_Written problem_
Extract every record, keeping each one exactly as it is.

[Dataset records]
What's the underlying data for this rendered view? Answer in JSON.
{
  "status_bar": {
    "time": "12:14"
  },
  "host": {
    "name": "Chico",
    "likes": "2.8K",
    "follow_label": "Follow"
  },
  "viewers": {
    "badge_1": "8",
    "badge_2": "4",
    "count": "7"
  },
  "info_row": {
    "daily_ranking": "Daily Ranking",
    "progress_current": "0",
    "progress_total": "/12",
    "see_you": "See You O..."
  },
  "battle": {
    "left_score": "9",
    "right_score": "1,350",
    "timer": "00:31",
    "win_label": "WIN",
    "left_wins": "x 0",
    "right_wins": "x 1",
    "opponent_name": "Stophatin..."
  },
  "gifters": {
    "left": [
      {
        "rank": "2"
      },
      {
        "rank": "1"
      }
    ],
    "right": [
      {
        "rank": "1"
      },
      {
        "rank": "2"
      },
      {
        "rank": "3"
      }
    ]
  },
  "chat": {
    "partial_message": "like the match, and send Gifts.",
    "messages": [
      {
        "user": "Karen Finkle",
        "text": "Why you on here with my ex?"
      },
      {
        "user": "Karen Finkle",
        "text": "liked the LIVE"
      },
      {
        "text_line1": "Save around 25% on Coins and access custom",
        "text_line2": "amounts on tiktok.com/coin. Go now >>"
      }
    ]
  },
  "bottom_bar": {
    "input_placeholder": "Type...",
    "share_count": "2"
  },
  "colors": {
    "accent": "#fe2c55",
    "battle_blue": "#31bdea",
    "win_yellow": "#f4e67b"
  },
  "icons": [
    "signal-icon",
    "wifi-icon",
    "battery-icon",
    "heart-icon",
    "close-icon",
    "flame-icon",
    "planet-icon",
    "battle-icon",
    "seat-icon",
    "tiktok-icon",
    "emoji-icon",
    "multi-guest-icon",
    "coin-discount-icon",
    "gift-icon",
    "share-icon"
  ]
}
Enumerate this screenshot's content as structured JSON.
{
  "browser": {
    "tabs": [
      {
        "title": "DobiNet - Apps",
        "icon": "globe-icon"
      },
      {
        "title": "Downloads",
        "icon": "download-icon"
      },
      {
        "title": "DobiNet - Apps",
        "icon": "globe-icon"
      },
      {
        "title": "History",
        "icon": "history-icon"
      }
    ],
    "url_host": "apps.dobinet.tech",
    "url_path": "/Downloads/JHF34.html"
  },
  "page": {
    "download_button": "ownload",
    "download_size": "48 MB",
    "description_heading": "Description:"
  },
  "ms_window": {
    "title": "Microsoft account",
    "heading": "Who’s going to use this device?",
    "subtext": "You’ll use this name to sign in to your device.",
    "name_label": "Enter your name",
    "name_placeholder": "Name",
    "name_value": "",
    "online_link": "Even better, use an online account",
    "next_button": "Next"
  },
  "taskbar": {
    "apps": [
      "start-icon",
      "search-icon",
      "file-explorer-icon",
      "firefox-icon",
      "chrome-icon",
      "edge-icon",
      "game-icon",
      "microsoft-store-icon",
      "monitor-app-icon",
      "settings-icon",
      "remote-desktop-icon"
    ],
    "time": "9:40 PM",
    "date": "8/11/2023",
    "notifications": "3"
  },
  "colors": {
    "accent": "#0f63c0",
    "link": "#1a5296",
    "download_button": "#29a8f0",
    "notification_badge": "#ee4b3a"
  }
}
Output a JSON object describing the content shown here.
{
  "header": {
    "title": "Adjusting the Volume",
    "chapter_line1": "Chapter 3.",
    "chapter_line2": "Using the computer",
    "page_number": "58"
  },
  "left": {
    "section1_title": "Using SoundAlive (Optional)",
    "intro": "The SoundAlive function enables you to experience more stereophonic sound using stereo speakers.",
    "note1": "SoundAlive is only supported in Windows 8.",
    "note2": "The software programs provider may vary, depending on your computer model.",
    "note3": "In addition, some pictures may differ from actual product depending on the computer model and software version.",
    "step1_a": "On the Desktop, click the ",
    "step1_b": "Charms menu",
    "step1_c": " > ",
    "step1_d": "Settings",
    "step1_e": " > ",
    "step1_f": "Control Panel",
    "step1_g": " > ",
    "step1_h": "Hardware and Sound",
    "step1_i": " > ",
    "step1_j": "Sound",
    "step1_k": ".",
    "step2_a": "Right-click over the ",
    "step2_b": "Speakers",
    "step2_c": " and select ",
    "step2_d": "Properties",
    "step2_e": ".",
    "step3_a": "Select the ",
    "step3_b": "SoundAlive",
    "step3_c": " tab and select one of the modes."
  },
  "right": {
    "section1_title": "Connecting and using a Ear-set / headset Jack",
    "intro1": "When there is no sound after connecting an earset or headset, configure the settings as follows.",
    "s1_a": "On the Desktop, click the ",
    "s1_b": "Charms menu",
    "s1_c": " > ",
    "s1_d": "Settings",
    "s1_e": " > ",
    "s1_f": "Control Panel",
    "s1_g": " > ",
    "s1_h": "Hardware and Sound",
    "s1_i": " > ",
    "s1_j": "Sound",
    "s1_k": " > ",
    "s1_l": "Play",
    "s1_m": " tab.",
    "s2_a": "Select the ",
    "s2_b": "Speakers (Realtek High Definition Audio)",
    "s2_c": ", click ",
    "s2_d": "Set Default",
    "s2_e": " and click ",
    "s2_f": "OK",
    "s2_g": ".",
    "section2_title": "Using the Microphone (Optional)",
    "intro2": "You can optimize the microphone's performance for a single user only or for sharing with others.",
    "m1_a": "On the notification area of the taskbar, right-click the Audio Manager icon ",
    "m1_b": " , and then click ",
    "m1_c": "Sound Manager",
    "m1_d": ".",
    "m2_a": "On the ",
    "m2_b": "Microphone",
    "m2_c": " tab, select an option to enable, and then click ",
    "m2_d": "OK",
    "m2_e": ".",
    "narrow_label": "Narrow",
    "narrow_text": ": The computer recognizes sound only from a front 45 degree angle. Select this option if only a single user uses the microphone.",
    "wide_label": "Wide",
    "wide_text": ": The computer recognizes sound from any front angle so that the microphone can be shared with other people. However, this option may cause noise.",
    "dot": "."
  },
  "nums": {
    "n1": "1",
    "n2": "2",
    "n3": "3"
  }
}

_Answer in full_
What's the underlying data for this rendered view? Answer in JSON.
{
  "status_bar": {
    "time": "12:14"
  },
  "host": {
    "name": "Chico",
    "likes": "2.8K",
    "follow_label": "Follow"
  },
  "viewers": {
    "badge_1": "8",
    "badge_2": "4",
    "count": "7"
  },
  "info_row": {
    "daily_ranking": "Daily Ranking",
    "progress_current": "0",
    "progress_total": "/12",
    "see_you": "See You O..."
  },
  "battle": {
    "left_score": "9",
    "right_score": "1,350",
    "timer": "00:31",
    "win_label": "WIN",
    "left_wins": "x 0",
    "right_wins": "x 1",
    "opponent_name": "Stophatin..."
  },
  "gifters": {
    "left": [
      {
        "rank": "2"
      },
      {
        "rank": "1"
      }
    ],
    "right": [
      {
        "rank": "1"
      },
      {
        "rank": "2"
      },
      {
        "rank": "3"
      }
    ]
  },
  "chat": {
    "partial_message": "like the match, and send Gifts.",
    "messages": [
      {
        "user": "Karen Finkle",
        "text": "Why you on here with my ex?"
      },
      {
        "user": "Karen Finkle",
        "text": "liked the LIVE"
      },
      {
        "text_line1": "Save around 25% on Coins and access custom",
        "text_line2": "amounts on tiktok.com/coin. Go now >>"
      }
    ]
  },
  "bottom_bar": {
    "input_placeholder": "Type...",
    "share_count": "2"
  },
  "colors": {
    "accent": "#fe2c55",
    "battle_blue": "#31bdea",
    "win_yellow": "#f4e67b"
  },
  "icons": [
    "signal-icon",
    "wifi-icon",
    "battery-icon",
    "heart-icon",
    "close-icon",
    "flame-icon",
    "planet-icon",
    "battle-icon",
    "seat-icon",
    "tiktok-icon",
    "emoji-icon",
    "multi-guest-icon",
    "coin-discount-icon",
    "gift-icon",
    "share-icon"
  ]
}
Enumerate this screenshot's content as structured JSON.
{
  "browser": {
    "tabs": [
      {
        "title": "DobiNet - Apps",
        "icon": "globe-icon"
      },
      {
        "title": "Downloads",
        "icon": "download-icon"
      },
      {
        "title": "DobiNet - Apps",
        "icon": "globe-icon"
      },
      {
        "title": "History",
        "icon": "history-icon"
      }
    ],
    "url_host": "apps.dobinet.tech",
    "url_path": "/Downloads/JHF34.html"
  },
  "page": {
    "download_button": "ownload",
    "download_size": "48 MB",
    "description_heading": "Description:"
  },
  "ms_window": {
    "title": "Microsoft account",
    "heading": "Who’s going to use this device?",
    "subtext": "You’ll use this name to sign in to your device.",
    "name_label": "Enter your name",
    "name_placeholder": "Name",
    "name_value": "",
    "online_link": "Even better, use an online account",
    "next_button": "Next"
  },
  "taskbar": {
    "apps": [
      "start-icon",
      "search-icon",
      "file-explorer-icon",
      "firefox-icon",
      "chrome-icon",
      "edge-icon",
      "game-icon",
      "microsoft-store-icon",
      "monitor-app-icon",
      "settings-icon",
      "remote-desktop-icon"
    ],
    "time": "9:40 PM",
    "date": "8/11/2023",
    "notifications": "3"
  },
  "colors": {
    "accent": "#0f63c0",
    "link": "#1a5296",
    "download_button": "#29a8f0",
    "notification_badge": "#ee4b3a"
  }
}
Output a JSON object describing the content shown here.
{
  "header": {
    "title": "Adjusting the Volume",
    "chapter_line1": "Chapter 3.",
    "chapter_line2": "Using the computer",
    "page_number": "58"
  },
  "left": {
    "section1_title": "Using SoundAlive (Optional)",
    "intro": "The SoundAlive function enables you to experience more stereophonic sound using stereo speakers.",
    "note1": "SoundAlive is only supported in Windows 8.",
    "note2": "The software programs provider may vary, depending on your computer model.",
    "note3": "In addition, some pictures may differ from actual product depending on the computer model and software version.",
    "step1_a": "On the Desktop, click the ",
    "step1_b": "Charms menu",
    "step1_c": " > ",
    "step1_d": "Settings",
    "step1_e": " > ",
    "step1_f": "Control Panel",
    "step1_g": " > ",
    "step1_h": "Hardware and Sound",
    "step1_i": " > ",
    "step1_j": "Sound",
    "step1_k": ".",
    "step2_a": "Right-click over the ",
    "step2_b": "Speakers",
    "step2_c": " and select ",
    "step2_d": "Properties",
    "step2_e": ".",
    "step3_a": "Select the ",
    "step3_b": "SoundAlive",
    "step3_c": " tab and select one of the modes."
  },
  "right": {
    "section1_title": "Connecting and using a Ear-set / headset Jack",
    "intro1": "When there is no sound after connecting an earset or headset, configure the settings as follows.",
    "s1_a": "On the Desktop, click the ",
    "s1_b": "Charms menu",
    "s1_c": " > ",
    "s1_d": "Settings",
    "s1_e": " > ",
    "s1_f": "Control Panel",
    "s1_g": " > ",
    "s1_h": "Hardware and Sound",
    "s1_i": " > ",
    "s1_j": "Sound",
    "s1_k": " > ",
    "s1_l": "Play",
    "s1_m": " tab.",
    "s2_a": "Select the ",
    "s2_b": "Speakers (Realtek High Definition Audio)",
    "s2_c": ", click ",
    "s2_d": "Set Default",
    "s2_e": " and click ",
    "s2_f": "OK",
    "s2_g": ".",
    "section2_title": "Using the Microphone (Optional)",
    "intro2": "You can optimize the microphone's performance for a single user only or for sharing with others.",
    "m1_a": "On the notification area of the taskbar, right-click the Audio Manager icon ",
    "m1_b": " , and then click ",
    "m1_c": "Sound Manager",
    "m1_d": ".",
    "m2_a": "On the ",
    "m2_b": "Microphone",
    "m2_c": " tab, select an option to enable, and then click ",
    "m2_d": "OK",
    "m2_e": ".",
    "narrow_label": "Narrow",
    "narrow_text": ": The computer recognizes sound only from a front 45 degree angle. Select this option if only a single user uses the microphone.",
    "wide_label": "Wide",
    "wide_text": ": The computer recognizes sound from any front angle so that the microphone can be shared with other people. However, this option may cause noise.",
    "dot": "."
  },
  "nums": {
    "n1": "1",
    "n2": "2",
    "n3": "3"
  }
}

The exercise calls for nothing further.